Collected data entries:
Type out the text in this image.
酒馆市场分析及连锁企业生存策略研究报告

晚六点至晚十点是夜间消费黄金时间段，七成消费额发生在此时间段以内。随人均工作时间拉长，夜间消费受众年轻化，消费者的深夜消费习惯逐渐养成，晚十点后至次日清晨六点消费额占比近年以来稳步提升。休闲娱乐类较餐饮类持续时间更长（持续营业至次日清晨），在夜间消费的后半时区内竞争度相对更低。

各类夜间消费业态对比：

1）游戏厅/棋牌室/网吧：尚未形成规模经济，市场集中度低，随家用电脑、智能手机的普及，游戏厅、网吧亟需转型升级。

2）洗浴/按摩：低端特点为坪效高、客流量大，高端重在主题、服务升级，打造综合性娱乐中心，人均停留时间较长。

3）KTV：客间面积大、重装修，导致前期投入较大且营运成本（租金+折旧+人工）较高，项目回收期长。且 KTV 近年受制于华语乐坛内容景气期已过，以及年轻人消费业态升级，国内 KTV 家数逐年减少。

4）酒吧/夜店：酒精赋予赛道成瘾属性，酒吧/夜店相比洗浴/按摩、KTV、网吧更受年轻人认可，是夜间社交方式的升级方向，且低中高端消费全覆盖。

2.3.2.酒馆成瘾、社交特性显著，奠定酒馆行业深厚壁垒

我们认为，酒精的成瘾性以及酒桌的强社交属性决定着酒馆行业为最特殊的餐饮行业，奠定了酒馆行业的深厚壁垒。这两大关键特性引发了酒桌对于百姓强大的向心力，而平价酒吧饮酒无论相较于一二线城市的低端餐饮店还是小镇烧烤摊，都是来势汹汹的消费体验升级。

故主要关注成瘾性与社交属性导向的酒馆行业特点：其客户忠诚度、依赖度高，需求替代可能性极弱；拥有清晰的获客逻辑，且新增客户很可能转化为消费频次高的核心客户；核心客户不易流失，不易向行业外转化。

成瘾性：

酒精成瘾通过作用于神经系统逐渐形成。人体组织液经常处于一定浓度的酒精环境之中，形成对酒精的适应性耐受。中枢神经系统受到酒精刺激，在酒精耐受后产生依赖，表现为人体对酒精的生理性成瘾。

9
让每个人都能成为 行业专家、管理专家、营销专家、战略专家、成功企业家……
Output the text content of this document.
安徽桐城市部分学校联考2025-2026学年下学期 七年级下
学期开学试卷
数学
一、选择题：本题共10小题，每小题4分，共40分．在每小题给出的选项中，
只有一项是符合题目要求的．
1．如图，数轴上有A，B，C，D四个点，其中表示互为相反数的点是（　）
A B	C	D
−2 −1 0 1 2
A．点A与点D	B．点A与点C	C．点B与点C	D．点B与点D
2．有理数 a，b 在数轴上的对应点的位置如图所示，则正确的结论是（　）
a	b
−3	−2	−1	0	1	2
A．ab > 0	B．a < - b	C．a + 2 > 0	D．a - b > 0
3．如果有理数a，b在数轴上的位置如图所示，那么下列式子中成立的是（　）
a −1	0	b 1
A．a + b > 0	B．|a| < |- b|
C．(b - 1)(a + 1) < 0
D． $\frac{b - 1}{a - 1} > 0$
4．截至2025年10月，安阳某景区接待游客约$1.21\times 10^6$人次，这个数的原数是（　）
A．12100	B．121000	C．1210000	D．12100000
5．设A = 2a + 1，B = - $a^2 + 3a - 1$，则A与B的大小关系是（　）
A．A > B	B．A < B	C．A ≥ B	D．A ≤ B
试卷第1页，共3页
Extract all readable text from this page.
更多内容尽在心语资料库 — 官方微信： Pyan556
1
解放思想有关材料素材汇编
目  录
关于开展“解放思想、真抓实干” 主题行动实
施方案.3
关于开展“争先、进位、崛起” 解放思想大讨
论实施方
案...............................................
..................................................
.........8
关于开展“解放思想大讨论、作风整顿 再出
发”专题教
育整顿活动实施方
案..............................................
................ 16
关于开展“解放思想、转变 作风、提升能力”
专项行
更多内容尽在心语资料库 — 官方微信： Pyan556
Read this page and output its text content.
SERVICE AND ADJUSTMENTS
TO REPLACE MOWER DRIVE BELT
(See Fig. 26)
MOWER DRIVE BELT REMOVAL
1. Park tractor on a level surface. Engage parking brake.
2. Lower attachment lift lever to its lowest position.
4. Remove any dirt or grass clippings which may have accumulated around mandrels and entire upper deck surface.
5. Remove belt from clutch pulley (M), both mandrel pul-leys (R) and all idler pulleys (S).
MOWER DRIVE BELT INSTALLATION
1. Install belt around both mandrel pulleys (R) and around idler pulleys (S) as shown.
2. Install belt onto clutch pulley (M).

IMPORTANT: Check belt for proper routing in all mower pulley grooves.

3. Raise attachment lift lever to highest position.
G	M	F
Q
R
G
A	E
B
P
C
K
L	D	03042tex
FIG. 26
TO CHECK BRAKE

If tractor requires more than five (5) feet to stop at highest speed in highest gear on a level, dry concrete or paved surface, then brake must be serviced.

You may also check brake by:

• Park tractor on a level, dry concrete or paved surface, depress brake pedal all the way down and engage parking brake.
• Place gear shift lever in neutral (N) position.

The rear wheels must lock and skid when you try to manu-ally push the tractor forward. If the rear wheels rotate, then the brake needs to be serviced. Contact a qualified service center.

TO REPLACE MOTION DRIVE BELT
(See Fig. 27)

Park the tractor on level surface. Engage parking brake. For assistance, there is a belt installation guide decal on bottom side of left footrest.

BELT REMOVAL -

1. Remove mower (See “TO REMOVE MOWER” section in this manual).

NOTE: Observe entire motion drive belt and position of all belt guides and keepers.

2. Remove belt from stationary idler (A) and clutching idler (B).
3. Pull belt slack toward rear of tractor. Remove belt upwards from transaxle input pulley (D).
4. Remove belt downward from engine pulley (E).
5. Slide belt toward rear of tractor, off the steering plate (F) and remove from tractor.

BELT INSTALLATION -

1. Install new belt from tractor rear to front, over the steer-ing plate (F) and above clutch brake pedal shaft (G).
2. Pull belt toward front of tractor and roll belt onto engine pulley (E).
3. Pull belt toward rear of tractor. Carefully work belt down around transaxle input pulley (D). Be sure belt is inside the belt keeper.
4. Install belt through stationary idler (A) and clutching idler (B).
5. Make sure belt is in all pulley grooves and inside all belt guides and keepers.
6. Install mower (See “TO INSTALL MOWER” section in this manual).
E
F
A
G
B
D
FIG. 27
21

The request: The entries above must be returned in full, exactly as shown.

Result of this exercise:
Type out the text in this image.
酒馆市场分析及连锁企业生存策略研究报告

晚六点至晚十点是夜间消费黄金时间段，七成消费额发生在此时间段以内。随人均工作时间拉长，夜间消费受众年轻化，消费者的深夜消费习惯逐渐养成，晚十点后至次日清晨六点消费额占比近年以来稳步提升。休闲娱乐类较餐饮类持续时间更长（持续营业至次日清晨），在夜间消费的后半时区内竞争度相对更低。

各类夜间消费业态对比：

1）游戏厅/棋牌室/网吧：尚未形成规模经济，市场集中度低，随家用电脑、智能手机的普及，游戏厅、网吧亟需转型升级。

2）洗浴/按摩：低端特点为坪效高、客流量大，高端重在主题、服务升级，打造综合性娱乐中心，人均停留时间较长。

3）KTV：客间面积大、重装修，导致前期投入较大且营运成本（租金+折旧+人工）较高，项目回收期长。且 KTV 近年受制于华语乐坛内容景气期已过，以及年轻人消费业态升级，国内 KTV 家数逐年减少。

4）酒吧/夜店：酒精赋予赛道成瘾属性，酒吧/夜店相比洗浴/按摩、KTV、网吧更受年轻人认可，是夜间社交方式的升级方向，且低中高端消费全覆盖。

2.3.2.酒馆成瘾、社交特性显著，奠定酒馆行业深厚壁垒

我们认为，酒精的成瘾性以及酒桌的强社交属性决定着酒馆行业为最特殊的餐饮行业，奠定了酒馆行业的深厚壁垒。这两大关键特性引发了酒桌对于百姓强大的向心力，而平价酒吧饮酒无论相较于一二线城市的低端餐饮店还是小镇烧烤摊，都是来势汹汹的消费体验升级。

故主要关注成瘾性与社交属性导向的酒馆行业特点：其客户忠诚度、依赖度高，需求替代可能性极弱；拥有清晰的获客逻辑，且新增客户很可能转化为消费频次高的核心客户；核心客户不易流失，不易向行业外转化。

成瘾性：

酒精成瘾通过作用于神经系统逐渐形成。人体组织液经常处于一定浓度的酒精环境之中，形成对酒精的适应性耐受。中枢神经系统受到酒精刺激，在酒精耐受后产生依赖，表现为人体对酒精的生理性成瘾。

9
让每个人都能成为 行业专家、管理专家、营销专家、战略专家、成功企业家……
Output the text content of this document.
安徽桐城市部分学校联考2025-2026学年下学期 七年级下
学期开学试卷
数学
一、选择题：本题共10小题，每小题4分，共40分．在每小题给出的选项中，
只有一项是符合题目要求的．
1．如图，数轴上有A，B，C，D四个点，其中表示互为相反数的点是（　）
A B	C	D
−2 −1 0 1 2
A．点A与点D	B．点A与点C	C．点B与点C	D．点B与点D
2．有理数 a，b 在数轴上的对应点的位置如图所示，则正确的结论是（　）
a	b
−3	−2	−1	0	1	2
A．ab > 0	B．a < - b	C．a + 2 > 0	D．a - b > 0
3．如果有理数a，b在数轴上的位置如图所示，那么下列式子中成立的是（　）
a −1	0	b 1
A．a + b > 0	B．|a| < |- b|
C．(b - 1)(a + 1) < 0
D． $\frac{b - 1}{a - 1} > 0$
4．截至2025年10月，安阳某景区接待游客约$1.21\times 10^6$人次，这个数的原数是（　）
A．12100	B．121000	C．1210000	D．12100000
5．设A = 2a + 1，B = - $a^2 + 3a - 1$，则A与B的大小关系是（　）
A．A > B	B．A < B	C．A ≥ B	D．A ≤ B
试卷第1页，共3页
Extract all readable text from this page.
更多内容尽在心语资料库 — 官方微信： Pyan556
1
解放思想有关材料素材汇编
目  录
关于开展“解放思想、真抓实干” 主题行动实
施方案.3
关于开展“争先、进位、崛起” 解放思想大讨
论实施方
案...............................................
..................................................
.........8
关于开展“解放思想大讨论、作风整顿 再出
发”专题教
育整顿活动实施方
案..............................................
................ 16
关于开展“解放思想、转变 作风、提升能力”
专项行
更多内容尽在心语资料库 — 官方微信： Pyan556
Read this page and output its text content.
SERVICE AND ADJUSTMENTS
TO REPLACE MOWER DRIVE BELT
(See Fig. 26)
MOWER DRIVE BELT REMOVAL
1. Park tractor on a level surface. Engage parking brake.
2. Lower attachment lift lever to its lowest position.
4. Remove any dirt or grass clippings which may have accumulated around mandrels and entire upper deck surface.
5. Remove belt from clutch pulley (M), both mandrel pul-leys (R) and all idler pulleys (S).
MOWER DRIVE BELT INSTALLATION
1. Install belt around both mandrel pulleys (R) and around idler pulleys (S) as shown.
2. Install belt onto clutch pulley (M).

IMPORTANT: Check belt for proper routing in all mower pulley grooves.

3. Raise attachment lift lever to highest position.
G	M	F
Q
R
G
A	E
B
P
C
K
L	D	03042tex
FIG. 26
TO CHECK BRAKE

If tractor requires more than five (5) feet to stop at highest speed in highest gear on a level, dry concrete or paved surface, then brake must be serviced.

You may also check brake by:

• Park tractor on a level, dry concrete or paved surface, depress brake pedal all the way down and engage parking brake.
• Place gear shift lever in neutral (N) position.

The rear wheels must lock and skid when you try to manu-ally push the tractor forward. If the rear wheels rotate, then the brake needs to be serviced. Contact a qualified service center.

TO REPLACE MOTION DRIVE BELT
(See Fig. 27)

Park the tractor on level surface. Engage parking brake. For assistance, there is a belt installation guide decal on bottom side of left footrest.

BELT REMOVAL -

1. Remove mower (See “TO REMOVE MOWER” section in this manual).

NOTE: Observe entire motion drive belt and position of all belt guides and keepers.

2. Remove belt from stationary idler (A) and clutching idler (B).
3. Pull belt slack toward rear of tractor. Remove belt upwards from transaxle input pulley (D).
4. Remove belt downward from engine pulley (E).
5. Slide belt toward rear of tractor, off the steering plate (F) and remove from tractor.

BELT INSTALLATION -

1. Install new belt from tractor rear to front, over the steer-ing plate (F) and above clutch brake pedal shaft (G).
2. Pull belt toward front of tractor and roll belt onto engine pulley (E).
3. Pull belt toward rear of tractor. Carefully work belt down around transaxle input pulley (D). Be sure belt is inside the belt keeper.
4. Install belt through stationary idler (A) and clutching idler (B).
5. Make sure belt is in all pulley grooves and inside all belt guides and keepers.
6. Install mower (See “TO INSTALL MOWER” section in this manual).
E
F
A
G
B
D
FIG. 27
21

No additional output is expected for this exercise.